> What the task asks
In your copy, reproduce the entries exactly as they are, minus the images.

[Items from a figure collection]
***

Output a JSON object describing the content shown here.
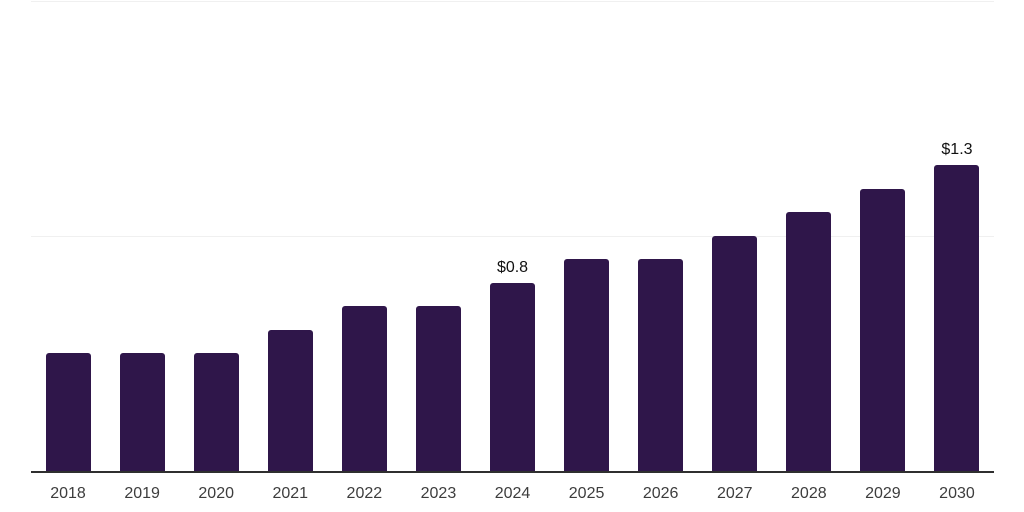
{
  "chart_data": {
    "type": "bar",
    "title": "",
    "xlabel": "",
    "ylabel": "",
    "categories": [
      "2018",
      "2019",
      "2020",
      "2021",
      "2022",
      "2023",
      "2024",
      "2025",
      "2026",
      "2027",
      "2028",
      "2029",
      "2030"
    ],
    "values": [
      0.5,
      0.5,
      0.5,
      0.6,
      0.7,
      0.7,
      0.8,
      0.9,
      0.9,
      1.0,
      1.1,
      1.2,
      1.3
    ],
    "data_labels": {
      "2024": "$0.8",
      "2030": "$1.3"
    },
    "ylim": [
      0,
      2.0
    ],
    "gridlines": [
      1.0,
      2.0
    ],
    "grid": true,
    "legend_position": "none",
    "colors": {
      "bar": "#2F164A",
      "axis": "#2f2f2f",
      "gridline": "#f0f0f0",
      "tick_text": "#3d3d3d",
      "data_label_text": "#111111",
      "background": "#ffffff"
    }
  }
}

***

> Response below
Output a JSON object describing the content shown here.
{
  "chart_data": {
    "type": "bar",
    "title": "",
    "xlabel": "",
    "ylabel": "",
    "categories": [
      "2018",
      "2019",
      "2020",
      "2021",
      "2022",
      "2023",
      "2024",
      "2025",
      "2026",
      "2027",
      "2028",
      "2029",
      "2030"
    ],
    "values": [
      0.5,
      0.5,
      0.5,
      0.6,
      0.7,
      0.7,
      0.8,
      0.9,
      0.9,
      1.0,
      1.1,
      1.2,
      1.3
    ],
    "data_labels": {
      "2024": "$0.8",
      "2030": "$1.3"
    },
    "ylim": [
      0,
      2.0
    ],
    "gridlines": [
      1.0,
      2.0
    ],
    "grid": true,
    "legend_position": "none",
    "colors": {
      "bar": "#2F164A",
      "axis": "#2f2f2f",
      "gridline": "#f0f0f0",
      "tick_text": "#3d3d3d",
      "data_label_text": "#111111",
      "background": "#ffffff"
    }
  }
}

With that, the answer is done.